Work out how many lines of the listing hold the string "name", then answer with that number and nothing else.

_Dataset extract_
=======
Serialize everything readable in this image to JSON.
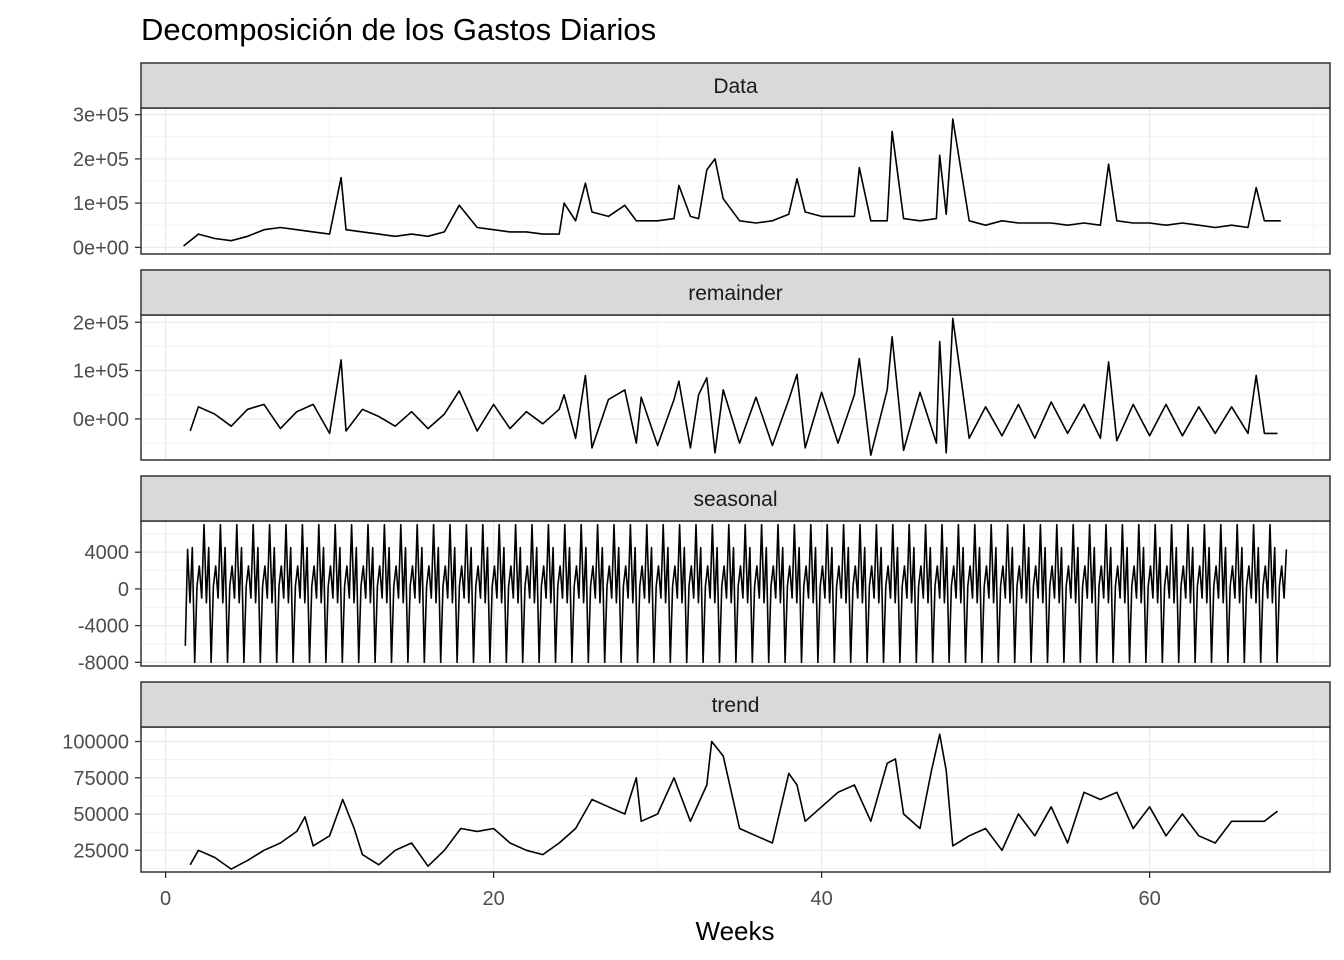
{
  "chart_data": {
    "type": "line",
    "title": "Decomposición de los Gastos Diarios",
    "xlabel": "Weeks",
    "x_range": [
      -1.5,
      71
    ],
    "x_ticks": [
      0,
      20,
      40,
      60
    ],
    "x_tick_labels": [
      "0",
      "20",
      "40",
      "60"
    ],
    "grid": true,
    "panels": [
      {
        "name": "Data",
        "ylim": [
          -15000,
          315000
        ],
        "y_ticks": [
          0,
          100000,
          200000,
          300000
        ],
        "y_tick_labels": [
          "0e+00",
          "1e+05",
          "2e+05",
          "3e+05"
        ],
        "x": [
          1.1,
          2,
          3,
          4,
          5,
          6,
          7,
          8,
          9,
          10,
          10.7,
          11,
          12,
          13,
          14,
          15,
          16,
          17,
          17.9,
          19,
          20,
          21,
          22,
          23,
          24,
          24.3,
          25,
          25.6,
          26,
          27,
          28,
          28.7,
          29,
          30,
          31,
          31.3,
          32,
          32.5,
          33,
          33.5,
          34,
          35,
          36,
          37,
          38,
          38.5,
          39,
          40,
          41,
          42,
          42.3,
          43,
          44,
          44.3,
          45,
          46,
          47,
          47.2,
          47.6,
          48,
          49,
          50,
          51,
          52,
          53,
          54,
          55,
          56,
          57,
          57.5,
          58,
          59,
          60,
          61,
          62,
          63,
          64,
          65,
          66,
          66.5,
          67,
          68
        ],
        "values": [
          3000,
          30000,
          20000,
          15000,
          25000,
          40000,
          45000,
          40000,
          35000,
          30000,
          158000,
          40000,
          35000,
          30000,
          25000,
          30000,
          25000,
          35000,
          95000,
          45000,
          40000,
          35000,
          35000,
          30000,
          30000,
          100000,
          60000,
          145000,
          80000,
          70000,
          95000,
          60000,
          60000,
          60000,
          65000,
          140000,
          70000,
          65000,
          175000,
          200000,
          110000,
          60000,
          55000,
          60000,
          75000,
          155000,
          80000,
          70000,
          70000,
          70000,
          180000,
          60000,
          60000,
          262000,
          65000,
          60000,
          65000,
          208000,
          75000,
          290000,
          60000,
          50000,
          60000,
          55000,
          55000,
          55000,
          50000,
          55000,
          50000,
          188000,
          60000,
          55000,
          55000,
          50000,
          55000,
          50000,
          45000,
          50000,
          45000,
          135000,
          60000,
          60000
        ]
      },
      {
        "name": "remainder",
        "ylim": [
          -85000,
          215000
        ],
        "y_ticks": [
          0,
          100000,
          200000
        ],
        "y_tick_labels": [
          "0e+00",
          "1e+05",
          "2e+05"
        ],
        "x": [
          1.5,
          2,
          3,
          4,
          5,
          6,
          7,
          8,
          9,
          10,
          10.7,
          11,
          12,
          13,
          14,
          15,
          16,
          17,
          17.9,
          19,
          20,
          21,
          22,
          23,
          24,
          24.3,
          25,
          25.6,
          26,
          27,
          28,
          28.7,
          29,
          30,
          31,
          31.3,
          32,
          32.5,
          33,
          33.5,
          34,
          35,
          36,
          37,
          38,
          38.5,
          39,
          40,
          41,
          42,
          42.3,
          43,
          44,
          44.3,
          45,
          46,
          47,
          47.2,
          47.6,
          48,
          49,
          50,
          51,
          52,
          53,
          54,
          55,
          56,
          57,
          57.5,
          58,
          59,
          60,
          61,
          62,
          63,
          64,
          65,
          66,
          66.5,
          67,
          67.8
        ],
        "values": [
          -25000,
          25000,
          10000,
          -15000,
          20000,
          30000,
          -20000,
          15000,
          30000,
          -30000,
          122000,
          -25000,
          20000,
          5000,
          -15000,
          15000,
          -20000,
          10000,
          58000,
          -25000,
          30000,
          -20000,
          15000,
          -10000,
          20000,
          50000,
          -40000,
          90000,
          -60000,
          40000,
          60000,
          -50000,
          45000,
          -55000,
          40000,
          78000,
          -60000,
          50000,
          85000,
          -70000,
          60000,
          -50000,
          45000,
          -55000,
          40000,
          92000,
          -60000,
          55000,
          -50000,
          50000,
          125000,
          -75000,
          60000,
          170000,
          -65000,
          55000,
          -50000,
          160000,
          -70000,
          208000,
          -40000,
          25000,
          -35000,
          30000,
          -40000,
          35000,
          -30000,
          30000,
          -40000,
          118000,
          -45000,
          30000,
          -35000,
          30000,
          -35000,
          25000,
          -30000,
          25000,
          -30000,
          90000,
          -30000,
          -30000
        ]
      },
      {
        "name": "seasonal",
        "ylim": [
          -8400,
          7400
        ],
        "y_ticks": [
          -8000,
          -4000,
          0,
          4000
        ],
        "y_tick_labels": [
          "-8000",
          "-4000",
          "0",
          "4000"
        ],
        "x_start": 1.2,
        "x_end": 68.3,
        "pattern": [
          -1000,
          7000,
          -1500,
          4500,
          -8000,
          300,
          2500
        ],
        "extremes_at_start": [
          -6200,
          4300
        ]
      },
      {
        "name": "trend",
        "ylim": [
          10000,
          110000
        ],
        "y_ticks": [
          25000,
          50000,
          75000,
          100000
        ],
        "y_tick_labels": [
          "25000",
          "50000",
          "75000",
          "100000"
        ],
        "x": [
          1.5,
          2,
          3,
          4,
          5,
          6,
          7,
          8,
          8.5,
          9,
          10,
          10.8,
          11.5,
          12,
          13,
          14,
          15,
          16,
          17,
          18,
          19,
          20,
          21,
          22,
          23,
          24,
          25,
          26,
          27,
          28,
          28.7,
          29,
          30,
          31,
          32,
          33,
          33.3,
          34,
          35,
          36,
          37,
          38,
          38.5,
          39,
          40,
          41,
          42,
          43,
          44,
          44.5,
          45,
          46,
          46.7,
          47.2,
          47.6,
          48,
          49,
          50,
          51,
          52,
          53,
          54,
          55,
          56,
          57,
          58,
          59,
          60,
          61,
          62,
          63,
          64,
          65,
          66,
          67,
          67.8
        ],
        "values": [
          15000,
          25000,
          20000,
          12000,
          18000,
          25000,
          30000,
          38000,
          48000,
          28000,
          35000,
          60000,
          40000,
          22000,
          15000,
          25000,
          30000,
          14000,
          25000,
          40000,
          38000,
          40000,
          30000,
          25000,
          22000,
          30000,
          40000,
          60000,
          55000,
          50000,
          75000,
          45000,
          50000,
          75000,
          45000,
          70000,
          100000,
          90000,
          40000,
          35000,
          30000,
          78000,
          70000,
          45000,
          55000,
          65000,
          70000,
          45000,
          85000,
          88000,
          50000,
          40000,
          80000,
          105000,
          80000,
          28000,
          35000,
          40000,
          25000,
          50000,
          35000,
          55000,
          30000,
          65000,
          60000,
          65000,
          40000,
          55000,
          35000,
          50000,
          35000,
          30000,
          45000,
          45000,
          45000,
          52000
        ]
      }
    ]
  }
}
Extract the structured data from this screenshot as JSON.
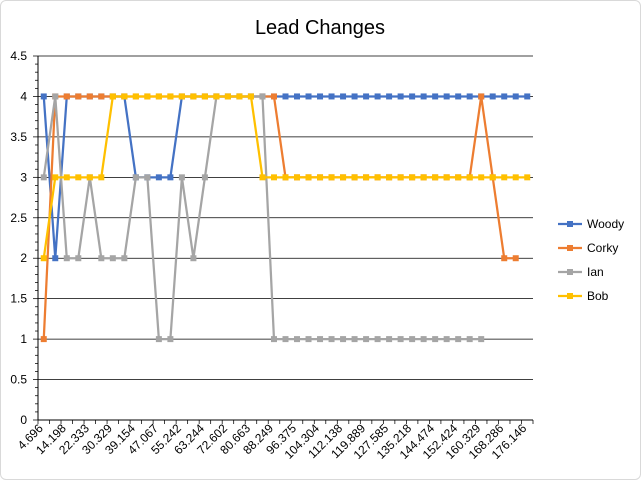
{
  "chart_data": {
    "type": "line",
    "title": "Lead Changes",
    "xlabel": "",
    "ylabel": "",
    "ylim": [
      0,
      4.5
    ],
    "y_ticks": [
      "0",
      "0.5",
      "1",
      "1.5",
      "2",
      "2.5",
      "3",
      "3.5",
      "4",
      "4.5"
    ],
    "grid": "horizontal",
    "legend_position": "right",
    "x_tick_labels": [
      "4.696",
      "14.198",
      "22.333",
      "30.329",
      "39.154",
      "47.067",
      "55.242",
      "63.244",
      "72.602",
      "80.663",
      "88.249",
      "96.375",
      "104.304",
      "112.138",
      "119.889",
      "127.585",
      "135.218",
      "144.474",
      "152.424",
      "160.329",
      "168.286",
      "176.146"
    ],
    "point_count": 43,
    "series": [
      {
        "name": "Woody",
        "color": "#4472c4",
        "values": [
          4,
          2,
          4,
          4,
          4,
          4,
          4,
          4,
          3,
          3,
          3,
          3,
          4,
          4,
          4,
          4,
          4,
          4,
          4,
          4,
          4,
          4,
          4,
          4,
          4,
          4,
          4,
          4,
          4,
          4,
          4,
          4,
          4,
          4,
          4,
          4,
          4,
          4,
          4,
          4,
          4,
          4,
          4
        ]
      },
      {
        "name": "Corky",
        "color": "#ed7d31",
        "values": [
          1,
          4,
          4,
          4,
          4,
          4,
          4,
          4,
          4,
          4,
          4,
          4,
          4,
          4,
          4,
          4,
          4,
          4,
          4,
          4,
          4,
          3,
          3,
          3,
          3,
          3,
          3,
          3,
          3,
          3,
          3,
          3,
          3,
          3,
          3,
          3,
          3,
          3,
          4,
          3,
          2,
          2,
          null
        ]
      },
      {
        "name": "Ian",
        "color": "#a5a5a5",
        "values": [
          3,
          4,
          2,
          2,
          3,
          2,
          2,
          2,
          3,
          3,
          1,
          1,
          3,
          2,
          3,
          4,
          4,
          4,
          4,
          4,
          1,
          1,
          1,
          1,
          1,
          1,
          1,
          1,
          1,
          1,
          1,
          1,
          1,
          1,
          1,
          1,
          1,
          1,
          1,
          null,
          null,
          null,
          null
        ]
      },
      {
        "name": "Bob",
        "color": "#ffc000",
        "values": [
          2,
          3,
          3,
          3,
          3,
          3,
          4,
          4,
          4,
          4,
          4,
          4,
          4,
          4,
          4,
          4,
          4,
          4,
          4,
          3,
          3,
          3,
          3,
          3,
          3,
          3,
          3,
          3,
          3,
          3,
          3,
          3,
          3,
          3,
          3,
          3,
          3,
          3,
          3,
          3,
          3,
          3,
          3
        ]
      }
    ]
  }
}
=======
_Finished exercise_
8